**Exercise task:** Show every line in the records below that contains the word "xlabel".

########

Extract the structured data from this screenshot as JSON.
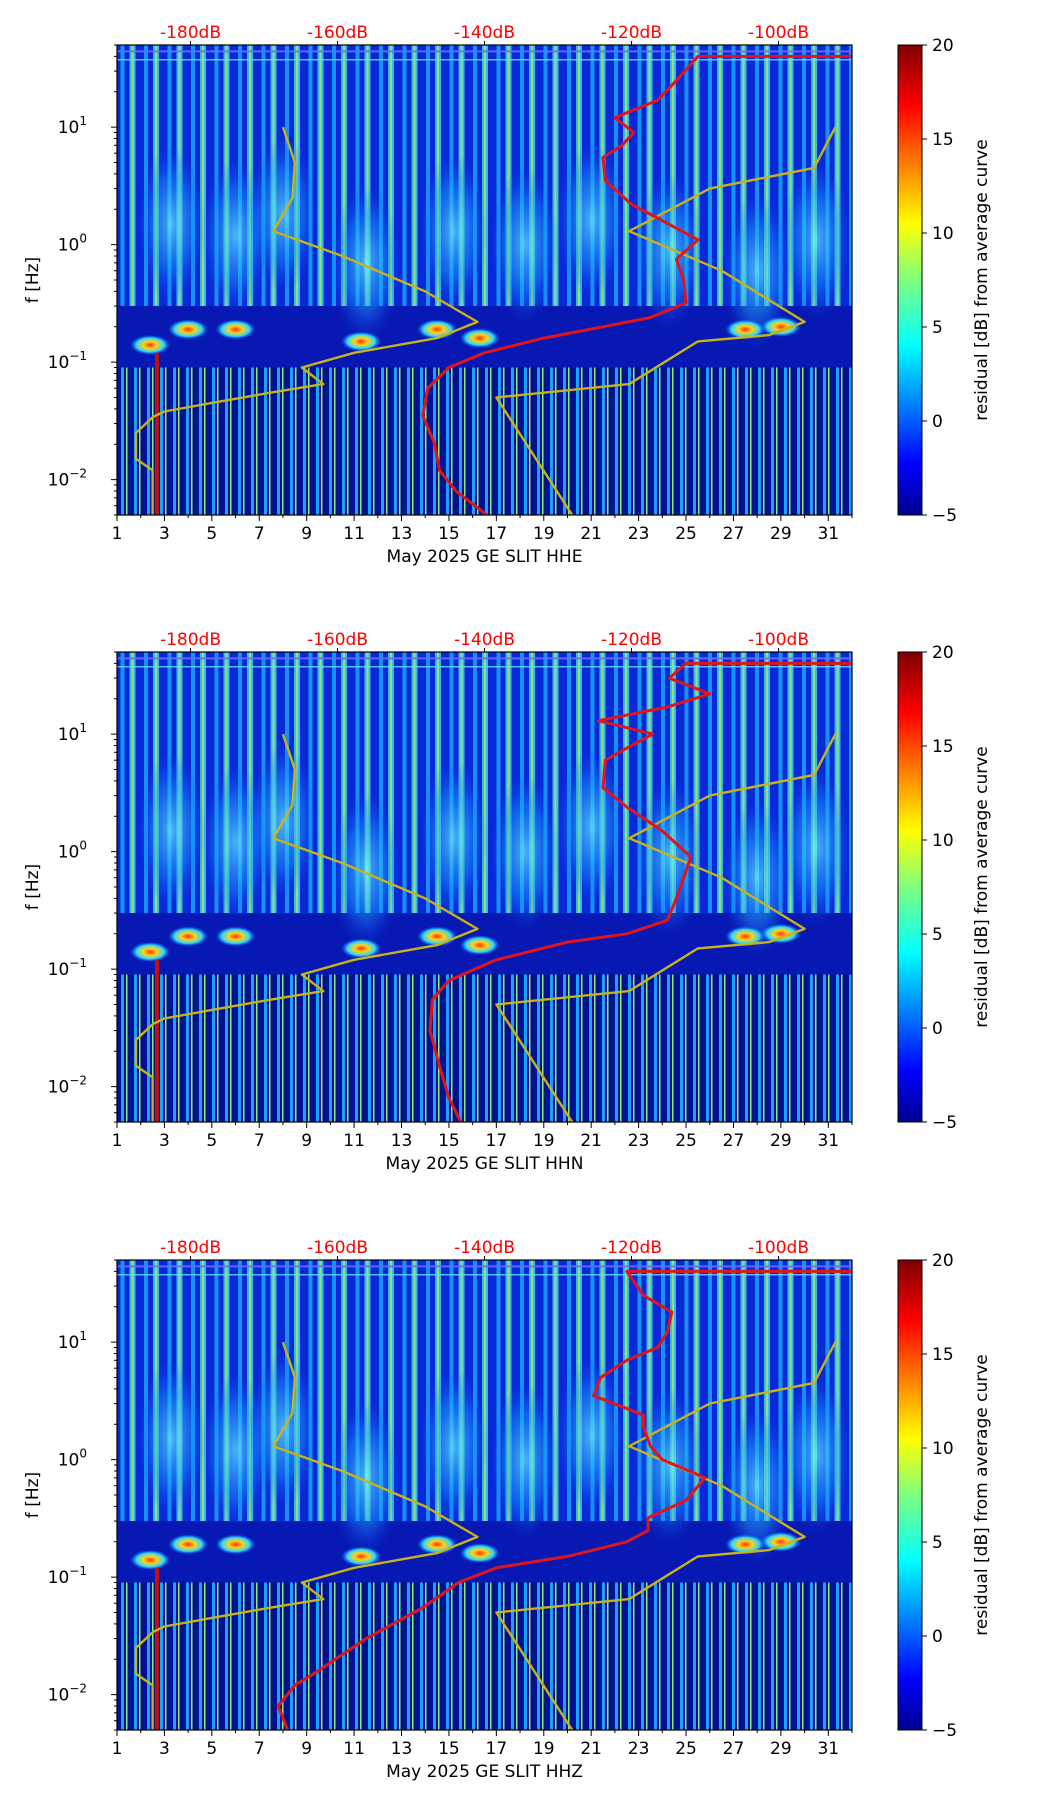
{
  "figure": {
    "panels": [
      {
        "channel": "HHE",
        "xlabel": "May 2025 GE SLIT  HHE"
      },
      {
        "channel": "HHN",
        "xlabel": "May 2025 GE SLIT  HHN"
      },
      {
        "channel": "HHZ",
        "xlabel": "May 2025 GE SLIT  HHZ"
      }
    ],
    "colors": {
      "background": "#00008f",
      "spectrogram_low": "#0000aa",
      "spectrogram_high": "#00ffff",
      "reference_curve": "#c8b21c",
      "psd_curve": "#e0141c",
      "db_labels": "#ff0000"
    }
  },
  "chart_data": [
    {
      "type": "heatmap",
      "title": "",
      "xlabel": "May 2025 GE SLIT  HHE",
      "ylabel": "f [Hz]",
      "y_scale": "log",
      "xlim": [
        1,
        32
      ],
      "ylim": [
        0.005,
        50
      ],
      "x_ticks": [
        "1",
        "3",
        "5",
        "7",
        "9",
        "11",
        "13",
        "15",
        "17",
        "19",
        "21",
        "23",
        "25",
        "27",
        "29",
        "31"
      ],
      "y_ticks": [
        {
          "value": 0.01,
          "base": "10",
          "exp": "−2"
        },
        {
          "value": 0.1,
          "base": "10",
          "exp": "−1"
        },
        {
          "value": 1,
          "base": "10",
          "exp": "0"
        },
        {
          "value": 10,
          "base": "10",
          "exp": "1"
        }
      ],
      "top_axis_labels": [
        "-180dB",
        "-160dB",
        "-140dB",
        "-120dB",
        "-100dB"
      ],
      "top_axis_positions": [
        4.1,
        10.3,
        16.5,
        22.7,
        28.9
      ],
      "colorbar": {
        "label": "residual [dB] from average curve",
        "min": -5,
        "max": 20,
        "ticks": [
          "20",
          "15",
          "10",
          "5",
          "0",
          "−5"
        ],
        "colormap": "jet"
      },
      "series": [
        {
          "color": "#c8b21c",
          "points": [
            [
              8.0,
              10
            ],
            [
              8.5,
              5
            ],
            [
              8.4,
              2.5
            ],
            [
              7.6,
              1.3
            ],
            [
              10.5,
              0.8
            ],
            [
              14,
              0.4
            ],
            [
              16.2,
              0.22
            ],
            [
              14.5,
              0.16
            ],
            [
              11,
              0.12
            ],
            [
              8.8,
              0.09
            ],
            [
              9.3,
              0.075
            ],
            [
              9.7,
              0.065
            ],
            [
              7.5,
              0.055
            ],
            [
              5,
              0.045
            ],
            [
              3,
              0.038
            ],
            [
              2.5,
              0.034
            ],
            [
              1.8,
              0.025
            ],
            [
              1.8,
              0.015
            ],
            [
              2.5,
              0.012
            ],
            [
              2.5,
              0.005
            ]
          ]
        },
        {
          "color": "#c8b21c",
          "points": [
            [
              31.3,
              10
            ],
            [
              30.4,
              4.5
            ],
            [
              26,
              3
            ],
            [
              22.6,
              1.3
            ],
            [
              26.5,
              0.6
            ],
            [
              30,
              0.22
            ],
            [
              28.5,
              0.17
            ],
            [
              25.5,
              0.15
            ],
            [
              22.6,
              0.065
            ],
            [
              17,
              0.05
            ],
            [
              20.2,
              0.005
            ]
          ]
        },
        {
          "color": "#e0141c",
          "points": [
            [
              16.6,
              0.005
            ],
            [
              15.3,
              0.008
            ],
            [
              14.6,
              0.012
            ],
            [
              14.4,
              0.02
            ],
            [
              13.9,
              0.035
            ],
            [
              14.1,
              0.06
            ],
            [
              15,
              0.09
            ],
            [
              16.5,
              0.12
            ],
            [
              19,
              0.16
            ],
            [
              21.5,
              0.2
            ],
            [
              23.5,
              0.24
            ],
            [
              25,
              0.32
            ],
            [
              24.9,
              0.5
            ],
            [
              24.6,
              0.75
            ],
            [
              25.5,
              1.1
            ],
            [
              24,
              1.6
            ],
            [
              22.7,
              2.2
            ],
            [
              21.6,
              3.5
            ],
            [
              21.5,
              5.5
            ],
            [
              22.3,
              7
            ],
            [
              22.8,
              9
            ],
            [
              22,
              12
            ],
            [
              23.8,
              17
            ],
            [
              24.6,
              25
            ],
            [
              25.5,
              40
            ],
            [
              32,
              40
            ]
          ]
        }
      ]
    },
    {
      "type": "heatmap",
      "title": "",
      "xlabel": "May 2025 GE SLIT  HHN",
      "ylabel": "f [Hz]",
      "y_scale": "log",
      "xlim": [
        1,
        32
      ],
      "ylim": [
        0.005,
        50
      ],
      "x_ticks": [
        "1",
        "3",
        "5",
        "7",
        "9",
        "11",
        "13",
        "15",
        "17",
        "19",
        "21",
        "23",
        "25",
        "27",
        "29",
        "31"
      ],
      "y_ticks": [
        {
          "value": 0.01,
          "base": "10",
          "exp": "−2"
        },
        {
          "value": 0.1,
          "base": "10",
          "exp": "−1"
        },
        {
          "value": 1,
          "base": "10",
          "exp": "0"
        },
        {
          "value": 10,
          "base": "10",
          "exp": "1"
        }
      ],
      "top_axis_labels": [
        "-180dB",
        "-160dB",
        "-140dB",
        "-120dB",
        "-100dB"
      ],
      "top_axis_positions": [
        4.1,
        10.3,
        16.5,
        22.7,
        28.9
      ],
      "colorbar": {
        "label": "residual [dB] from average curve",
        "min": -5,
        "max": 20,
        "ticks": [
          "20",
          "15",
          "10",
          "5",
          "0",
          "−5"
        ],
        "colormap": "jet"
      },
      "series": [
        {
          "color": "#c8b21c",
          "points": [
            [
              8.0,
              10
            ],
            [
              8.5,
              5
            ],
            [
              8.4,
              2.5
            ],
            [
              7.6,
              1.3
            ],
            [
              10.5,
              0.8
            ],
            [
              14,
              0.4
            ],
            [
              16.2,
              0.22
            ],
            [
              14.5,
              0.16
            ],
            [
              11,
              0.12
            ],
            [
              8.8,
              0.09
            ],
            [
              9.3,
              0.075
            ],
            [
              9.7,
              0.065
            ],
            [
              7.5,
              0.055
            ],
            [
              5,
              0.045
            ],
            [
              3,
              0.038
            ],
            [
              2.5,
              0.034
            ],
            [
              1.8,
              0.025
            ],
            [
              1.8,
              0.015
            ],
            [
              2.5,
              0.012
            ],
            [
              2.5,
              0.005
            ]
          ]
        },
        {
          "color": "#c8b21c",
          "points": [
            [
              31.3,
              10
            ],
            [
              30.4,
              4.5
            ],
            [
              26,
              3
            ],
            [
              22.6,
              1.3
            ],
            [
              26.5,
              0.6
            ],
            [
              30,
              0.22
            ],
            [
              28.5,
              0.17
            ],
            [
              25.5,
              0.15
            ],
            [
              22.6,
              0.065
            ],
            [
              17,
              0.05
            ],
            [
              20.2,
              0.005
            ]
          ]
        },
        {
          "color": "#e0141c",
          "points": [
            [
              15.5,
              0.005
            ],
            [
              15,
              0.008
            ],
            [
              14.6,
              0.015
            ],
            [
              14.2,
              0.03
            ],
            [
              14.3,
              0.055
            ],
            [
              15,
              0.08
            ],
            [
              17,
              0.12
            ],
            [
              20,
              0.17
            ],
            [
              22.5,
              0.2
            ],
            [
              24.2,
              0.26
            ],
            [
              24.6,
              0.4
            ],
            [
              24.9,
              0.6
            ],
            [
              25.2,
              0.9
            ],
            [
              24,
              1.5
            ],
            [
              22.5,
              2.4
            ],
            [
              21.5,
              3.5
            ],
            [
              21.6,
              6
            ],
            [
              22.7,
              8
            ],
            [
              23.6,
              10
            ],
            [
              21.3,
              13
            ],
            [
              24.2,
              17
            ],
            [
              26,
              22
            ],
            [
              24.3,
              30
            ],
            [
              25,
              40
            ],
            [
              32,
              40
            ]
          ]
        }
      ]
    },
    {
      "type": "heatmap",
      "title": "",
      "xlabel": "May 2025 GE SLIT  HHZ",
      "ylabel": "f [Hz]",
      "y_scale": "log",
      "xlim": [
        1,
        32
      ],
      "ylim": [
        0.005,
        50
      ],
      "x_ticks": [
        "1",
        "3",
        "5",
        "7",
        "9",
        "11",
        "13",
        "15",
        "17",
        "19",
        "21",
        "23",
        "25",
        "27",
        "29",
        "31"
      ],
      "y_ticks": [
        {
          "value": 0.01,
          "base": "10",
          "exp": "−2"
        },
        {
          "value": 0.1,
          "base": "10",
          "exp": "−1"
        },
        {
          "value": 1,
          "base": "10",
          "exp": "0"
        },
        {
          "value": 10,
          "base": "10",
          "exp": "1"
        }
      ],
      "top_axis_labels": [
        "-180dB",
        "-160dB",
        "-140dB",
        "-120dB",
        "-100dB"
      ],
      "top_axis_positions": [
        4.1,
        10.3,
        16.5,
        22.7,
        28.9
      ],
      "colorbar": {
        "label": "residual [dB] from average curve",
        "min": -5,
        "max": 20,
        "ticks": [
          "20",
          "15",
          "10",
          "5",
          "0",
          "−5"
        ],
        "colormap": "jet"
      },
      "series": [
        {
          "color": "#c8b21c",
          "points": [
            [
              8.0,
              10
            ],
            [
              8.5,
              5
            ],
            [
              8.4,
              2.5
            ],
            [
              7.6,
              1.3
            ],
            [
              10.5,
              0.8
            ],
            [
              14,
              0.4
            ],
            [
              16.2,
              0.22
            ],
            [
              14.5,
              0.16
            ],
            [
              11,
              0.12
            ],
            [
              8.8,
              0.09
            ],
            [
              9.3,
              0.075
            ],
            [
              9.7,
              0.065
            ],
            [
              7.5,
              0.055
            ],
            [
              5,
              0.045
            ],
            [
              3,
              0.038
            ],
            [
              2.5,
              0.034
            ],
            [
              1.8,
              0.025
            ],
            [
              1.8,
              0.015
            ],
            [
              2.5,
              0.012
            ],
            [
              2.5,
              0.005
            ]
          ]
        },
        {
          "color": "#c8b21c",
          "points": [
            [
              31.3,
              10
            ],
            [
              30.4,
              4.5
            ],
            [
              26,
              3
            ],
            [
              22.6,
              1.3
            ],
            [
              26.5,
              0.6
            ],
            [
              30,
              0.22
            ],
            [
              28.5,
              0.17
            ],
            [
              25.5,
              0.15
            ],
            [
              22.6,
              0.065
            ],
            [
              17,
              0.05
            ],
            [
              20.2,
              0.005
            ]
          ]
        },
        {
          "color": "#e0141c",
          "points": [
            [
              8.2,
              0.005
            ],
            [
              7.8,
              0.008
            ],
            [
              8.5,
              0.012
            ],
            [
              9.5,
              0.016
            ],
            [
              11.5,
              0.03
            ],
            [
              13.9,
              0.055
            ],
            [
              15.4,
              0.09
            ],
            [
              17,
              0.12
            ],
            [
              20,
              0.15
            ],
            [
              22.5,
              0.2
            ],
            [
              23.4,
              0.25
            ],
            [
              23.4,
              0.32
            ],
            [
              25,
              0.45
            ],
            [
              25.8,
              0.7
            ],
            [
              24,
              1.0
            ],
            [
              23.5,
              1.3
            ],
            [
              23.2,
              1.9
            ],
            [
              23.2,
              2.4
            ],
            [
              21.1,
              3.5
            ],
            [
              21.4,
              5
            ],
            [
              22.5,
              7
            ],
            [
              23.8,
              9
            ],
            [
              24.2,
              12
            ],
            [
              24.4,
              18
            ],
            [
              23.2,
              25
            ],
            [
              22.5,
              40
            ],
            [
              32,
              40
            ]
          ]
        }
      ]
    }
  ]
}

########

**In response:**
        "xlabel": "May 2025 GE SLIT  HHE"
        "xlabel": "May 2025 GE SLIT  HHN"
        "xlabel": "May 2025 GE SLIT  HHZ"
      "xlabel": "May 2025 GE SLIT  HHE",
      "xlabel": "May 2025 GE SLIT  HHN",
      "xlabel": "May 2025 GE SLIT  HHZ",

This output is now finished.